START

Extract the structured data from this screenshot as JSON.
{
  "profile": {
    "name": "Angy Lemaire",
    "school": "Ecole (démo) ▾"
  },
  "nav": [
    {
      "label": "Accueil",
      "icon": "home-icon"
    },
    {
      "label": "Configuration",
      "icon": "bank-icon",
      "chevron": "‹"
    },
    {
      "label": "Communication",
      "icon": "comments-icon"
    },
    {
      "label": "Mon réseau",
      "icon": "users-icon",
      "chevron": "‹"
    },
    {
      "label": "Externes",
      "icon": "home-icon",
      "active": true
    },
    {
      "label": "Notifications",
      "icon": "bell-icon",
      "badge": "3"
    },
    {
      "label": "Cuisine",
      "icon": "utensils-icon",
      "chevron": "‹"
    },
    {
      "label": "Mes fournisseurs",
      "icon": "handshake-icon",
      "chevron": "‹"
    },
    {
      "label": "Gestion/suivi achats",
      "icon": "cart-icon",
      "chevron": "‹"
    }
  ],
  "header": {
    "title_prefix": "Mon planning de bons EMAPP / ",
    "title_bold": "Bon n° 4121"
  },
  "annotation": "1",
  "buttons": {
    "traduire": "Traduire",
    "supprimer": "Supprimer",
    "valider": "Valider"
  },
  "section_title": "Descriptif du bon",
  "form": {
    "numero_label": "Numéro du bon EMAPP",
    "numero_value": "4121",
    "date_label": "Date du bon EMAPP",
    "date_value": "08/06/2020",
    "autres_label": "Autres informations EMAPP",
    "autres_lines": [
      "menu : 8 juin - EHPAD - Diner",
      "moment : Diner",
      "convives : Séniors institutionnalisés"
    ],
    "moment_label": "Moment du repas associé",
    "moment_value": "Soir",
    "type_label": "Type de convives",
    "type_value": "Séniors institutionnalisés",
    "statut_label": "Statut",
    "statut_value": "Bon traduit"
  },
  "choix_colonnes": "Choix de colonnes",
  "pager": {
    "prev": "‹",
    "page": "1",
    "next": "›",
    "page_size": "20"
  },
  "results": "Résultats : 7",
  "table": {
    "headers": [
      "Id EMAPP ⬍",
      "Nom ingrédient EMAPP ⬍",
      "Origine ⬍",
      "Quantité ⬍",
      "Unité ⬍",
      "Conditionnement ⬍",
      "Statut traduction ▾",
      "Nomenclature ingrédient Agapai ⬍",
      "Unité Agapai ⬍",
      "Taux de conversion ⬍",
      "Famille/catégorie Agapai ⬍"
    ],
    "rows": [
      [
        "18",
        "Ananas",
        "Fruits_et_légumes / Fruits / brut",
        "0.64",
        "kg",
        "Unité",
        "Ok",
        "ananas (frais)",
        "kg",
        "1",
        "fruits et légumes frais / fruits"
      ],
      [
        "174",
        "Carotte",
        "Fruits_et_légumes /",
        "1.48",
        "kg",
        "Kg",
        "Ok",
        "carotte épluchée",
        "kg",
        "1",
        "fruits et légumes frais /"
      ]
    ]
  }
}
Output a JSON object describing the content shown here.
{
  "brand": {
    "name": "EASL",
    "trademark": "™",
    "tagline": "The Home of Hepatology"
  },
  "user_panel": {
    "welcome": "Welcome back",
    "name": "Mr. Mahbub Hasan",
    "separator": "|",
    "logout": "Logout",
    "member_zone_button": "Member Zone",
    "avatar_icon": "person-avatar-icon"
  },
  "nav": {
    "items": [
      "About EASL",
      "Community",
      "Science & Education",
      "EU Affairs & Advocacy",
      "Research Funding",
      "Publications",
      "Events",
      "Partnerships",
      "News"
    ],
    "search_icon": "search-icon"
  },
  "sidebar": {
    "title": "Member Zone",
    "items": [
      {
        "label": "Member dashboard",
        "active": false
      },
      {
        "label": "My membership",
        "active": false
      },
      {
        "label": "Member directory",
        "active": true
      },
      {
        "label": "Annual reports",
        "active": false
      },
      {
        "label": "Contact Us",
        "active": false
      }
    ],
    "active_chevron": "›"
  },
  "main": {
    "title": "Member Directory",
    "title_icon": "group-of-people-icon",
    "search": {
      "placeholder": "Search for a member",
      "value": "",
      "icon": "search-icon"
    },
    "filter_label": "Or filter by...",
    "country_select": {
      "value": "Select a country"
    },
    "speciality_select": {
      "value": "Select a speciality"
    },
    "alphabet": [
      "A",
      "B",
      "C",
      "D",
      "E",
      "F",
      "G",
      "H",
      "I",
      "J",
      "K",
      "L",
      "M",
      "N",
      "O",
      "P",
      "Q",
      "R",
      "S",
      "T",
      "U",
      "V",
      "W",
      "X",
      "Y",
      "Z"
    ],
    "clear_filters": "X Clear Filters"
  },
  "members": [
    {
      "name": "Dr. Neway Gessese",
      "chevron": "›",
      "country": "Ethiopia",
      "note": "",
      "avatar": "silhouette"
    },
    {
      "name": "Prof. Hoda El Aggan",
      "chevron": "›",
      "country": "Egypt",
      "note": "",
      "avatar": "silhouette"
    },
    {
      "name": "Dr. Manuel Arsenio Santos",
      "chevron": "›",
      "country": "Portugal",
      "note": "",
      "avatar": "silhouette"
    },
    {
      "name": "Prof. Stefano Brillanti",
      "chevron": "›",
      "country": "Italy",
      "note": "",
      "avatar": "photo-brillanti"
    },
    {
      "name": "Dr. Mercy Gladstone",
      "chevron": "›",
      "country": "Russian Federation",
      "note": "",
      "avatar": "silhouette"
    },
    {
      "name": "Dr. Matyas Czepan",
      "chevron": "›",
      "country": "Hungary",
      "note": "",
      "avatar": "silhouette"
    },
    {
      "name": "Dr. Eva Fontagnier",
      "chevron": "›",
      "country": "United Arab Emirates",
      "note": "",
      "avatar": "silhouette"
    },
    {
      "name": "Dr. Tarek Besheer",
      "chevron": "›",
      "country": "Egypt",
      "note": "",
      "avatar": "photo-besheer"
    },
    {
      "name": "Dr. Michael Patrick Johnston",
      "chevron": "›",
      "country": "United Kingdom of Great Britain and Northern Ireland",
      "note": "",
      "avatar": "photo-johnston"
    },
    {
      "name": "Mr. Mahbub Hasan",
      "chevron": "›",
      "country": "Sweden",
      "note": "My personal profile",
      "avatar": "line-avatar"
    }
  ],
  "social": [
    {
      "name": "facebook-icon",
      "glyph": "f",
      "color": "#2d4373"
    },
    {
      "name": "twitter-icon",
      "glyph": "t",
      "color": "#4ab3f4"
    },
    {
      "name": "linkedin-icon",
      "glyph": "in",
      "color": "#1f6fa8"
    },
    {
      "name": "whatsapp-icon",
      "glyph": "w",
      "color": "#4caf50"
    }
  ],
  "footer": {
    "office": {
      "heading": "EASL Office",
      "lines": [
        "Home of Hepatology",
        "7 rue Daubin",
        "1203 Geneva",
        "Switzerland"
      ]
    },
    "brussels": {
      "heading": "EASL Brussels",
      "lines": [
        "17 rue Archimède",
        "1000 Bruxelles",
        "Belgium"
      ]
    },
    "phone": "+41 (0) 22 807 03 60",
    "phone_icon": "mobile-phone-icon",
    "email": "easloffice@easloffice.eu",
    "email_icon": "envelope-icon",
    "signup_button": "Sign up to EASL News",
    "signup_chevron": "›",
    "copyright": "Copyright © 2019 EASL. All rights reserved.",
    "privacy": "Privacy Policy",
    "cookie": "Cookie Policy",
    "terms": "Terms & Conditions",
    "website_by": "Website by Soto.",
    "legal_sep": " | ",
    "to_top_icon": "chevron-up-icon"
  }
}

END

● **Goal of the exercise**
Type out all of the material again, word for word.

● **Solution to this exercise**
Extract the structured data from this screenshot as JSON.
{
  "profile": {
    "name": "Angy Lemaire",
    "school": "Ecole (démo) ▾"
  },
  "nav": [
    {
      "label": "Accueil",
      "icon": "home-icon"
    },
    {
      "label": "Configuration",
      "icon": "bank-icon",
      "chevron": "‹"
    },
    {
      "label": "Communication",
      "icon": "comments-icon"
    },
    {
      "label": "Mon réseau",
      "icon": "users-icon",
      "chevron": "‹"
    },
    {
      "label": "Externes",
      "icon": "home-icon",
      "active": true
    },
    {
      "label": "Notifications",
      "icon": "bell-icon",
      "badge": "3"
    },
    {
      "label": "Cuisine",
      "icon": "utensils-icon",
      "chevron": "‹"
    },
    {
      "label": "Mes fournisseurs",
      "icon": "handshake-icon",
      "chevron": "‹"
    },
    {
      "label": "Gestion/suivi achats",
      "icon": "cart-icon",
      "chevron": "‹"
    }
  ],
  "header": {
    "title_prefix": "Mon planning de bons EMAPP / ",
    "title_bold": "Bon n° 4121"
  },
  "annotation": "1",
  "buttons": {
    "traduire": "Traduire",
    "supprimer": "Supprimer",
    "valider": "Valider"
  },
  "section_title": "Descriptif du bon",
  "form": {
    "numero_label": "Numéro du bon EMAPP",
    "numero_value": "4121",
    "date_label": "Date du bon EMAPP",
    "date_value": "08/06/2020",
    "autres_label": "Autres informations EMAPP",
    "autres_lines": [
      "menu : 8 juin - EHPAD - Diner",
      "moment : Diner",
      "convives : Séniors institutionnalisés"
    ],
    "moment_label": "Moment du repas associé",
    "moment_value": "Soir",
    "type_label": "Type de convives",
    "type_value": "Séniors institutionnalisés",
    "statut_label": "Statut",
    "statut_value": "Bon traduit"
  },
  "choix_colonnes": "Choix de colonnes",
  "pager": {
    "prev": "‹",
    "page": "1",
    "next": "›",
    "page_size": "20"
  },
  "results": "Résultats : 7",
  "table": {
    "headers": [
      "Id EMAPP ⬍",
      "Nom ingrédient EMAPP ⬍",
      "Origine ⬍",
      "Quantité ⬍",
      "Unité ⬍",
      "Conditionnement ⬍",
      "Statut traduction ▾",
      "Nomenclature ingrédient Agapai ⬍",
      "Unité Agapai ⬍",
      "Taux de conversion ⬍",
      "Famille/catégorie Agapai ⬍"
    ],
    "rows": [
      [
        "18",
        "Ananas",
        "Fruits_et_légumes / Fruits / brut",
        "0.64",
        "kg",
        "Unité",
        "Ok",
        "ananas (frais)",
        "kg",
        "1",
        "fruits et légumes frais / fruits"
      ],
      [
        "174",
        "Carotte",
        "Fruits_et_légumes /",
        "1.48",
        "kg",
        "Kg",
        "Ok",
        "carotte épluchée",
        "kg",
        "1",
        "fruits et légumes frais /"
      ]
    ]
  }
}
Output a JSON object describing the content shown here.
{
  "brand": {
    "name": "EASL",
    "trademark": "™",
    "tagline": "The Home of Hepatology"
  },
  "user_panel": {
    "welcome": "Welcome back",
    "name": "Mr. Mahbub Hasan",
    "separator": "|",
    "logout": "Logout",
    "member_zone_button": "Member Zone",
    "avatar_icon": "person-avatar-icon"
  },
  "nav": {
    "items": [
      "About EASL",
      "Community",
      "Science & Education",
      "EU Affairs & Advocacy",
      "Research Funding",
      "Publications",
      "Events",
      "Partnerships",
      "News"
    ],
    "search_icon": "search-icon"
  },
  "sidebar": {
    "title": "Member Zone",
    "items": [
      {
        "label": "Member dashboard",
        "active": false
      },
      {
        "label": "My membership",
        "active": false
      },
      {
        "label": "Member directory",
        "active": true
      },
      {
        "label": "Annual reports",
        "active": false
      },
      {
        "label": "Contact Us",
        "active": false
      }
    ],
    "active_chevron": "›"
  },
  "main": {
    "title": "Member Directory",
    "title_icon": "group-of-people-icon",
    "search": {
      "placeholder": "Search for a member",
      "value": "",
      "icon": "search-icon"
    },
    "filter_label": "Or filter by...",
    "country_select": {
      "value": "Select a country"
    },
    "speciality_select": {
      "value": "Select a speciality"
    },
    "alphabet": [
      "A",
      "B",
      "C",
      "D",
      "E",
      "F",
      "G",
      "H",
      "I",
      "J",
      "K",
      "L",
      "M",
      "N",
      "O",
      "P",
      "Q",
      "R",
      "S",
      "T",
      "U",
      "V",
      "W",
      "X",
      "Y",
      "Z"
    ],
    "clear_filters": "X Clear Filters"
  },
  "members": [
    {
      "name": "Dr. Neway Gessese",
      "chevron": "›",
      "country": "Ethiopia",
      "note": "",
      "avatar": "silhouette"
    },
    {
      "name": "Prof. Hoda El Aggan",
      "chevron": "›",
      "country": "Egypt",
      "note": "",
      "avatar": "silhouette"
    },
    {
      "name": "Dr. Manuel Arsenio Santos",
      "chevron": "›",
      "country": "Portugal",
      "note": "",
      "avatar": "silhouette"
    },
    {
      "name": "Prof. Stefano Brillanti",
      "chevron": "›",
      "country": "Italy",
      "note": "",
      "avatar": "photo-brillanti"
    },
    {
      "name": "Dr. Mercy Gladstone",
      "chevron": "›",
      "country": "Russian Federation",
      "note": "",
      "avatar": "silhouette"
    },
    {
      "name": "Dr. Matyas Czepan",
      "chevron": "›",
      "country": "Hungary",
      "note": "",
      "avatar": "silhouette"
    },
    {
      "name": "Dr. Eva Fontagnier",
      "chevron": "›",
      "country": "United Arab Emirates",
      "note": "",
      "avatar": "silhouette"
    },
    {
      "name": "Dr. Tarek Besheer",
      "chevron": "›",
      "country": "Egypt",
      "note": "",
      "avatar": "photo-besheer"
    },
    {
      "name": "Dr. Michael Patrick Johnston",
      "chevron": "›",
      "country": "United Kingdom of Great Britain and Northern Ireland",
      "note": "",
      "avatar": "photo-johnston"
    },
    {
      "name": "Mr. Mahbub Hasan",
      "chevron": "›",
      "country": "Sweden",
      "note": "My personal profile",
      "avatar": "line-avatar"
    }
  ],
  "social": [
    {
      "name": "facebook-icon",
      "glyph": "f",
      "color": "#2d4373"
    },
    {
      "name": "twitter-icon",
      "glyph": "t",
      "color": "#4ab3f4"
    },
    {
      "name": "linkedin-icon",
      "glyph": "in",
      "color": "#1f6fa8"
    },
    {
      "name": "whatsapp-icon",
      "glyph": "w",
      "color": "#4caf50"
    }
  ],
  "footer": {
    "office": {
      "heading": "EASL Office",
      "lines": [
        "Home of Hepatology",
        "7 rue Daubin",
        "1203 Geneva",
        "Switzerland"
      ]
    },
    "brussels": {
      "heading": "EASL Brussels",
      "lines": [
        "17 rue Archimède",
        "1000 Bruxelles",
        "Belgium"
      ]
    },
    "phone": "+41 (0) 22 807 03 60",
    "phone_icon": "mobile-phone-icon",
    "email": "easloffice@easloffice.eu",
    "email_icon": "envelope-icon",
    "signup_button": "Sign up to EASL News",
    "signup_chevron": "›",
    "copyright": "Copyright © 2019 EASL. All rights reserved.",
    "privacy": "Privacy Policy",
    "cookie": "Cookie Policy",
    "terms": "Terms & Conditions",
    "website_by": "Website by Soto.",
    "legal_sep": " | ",
    "to_top_icon": "chevron-up-icon"
  }
}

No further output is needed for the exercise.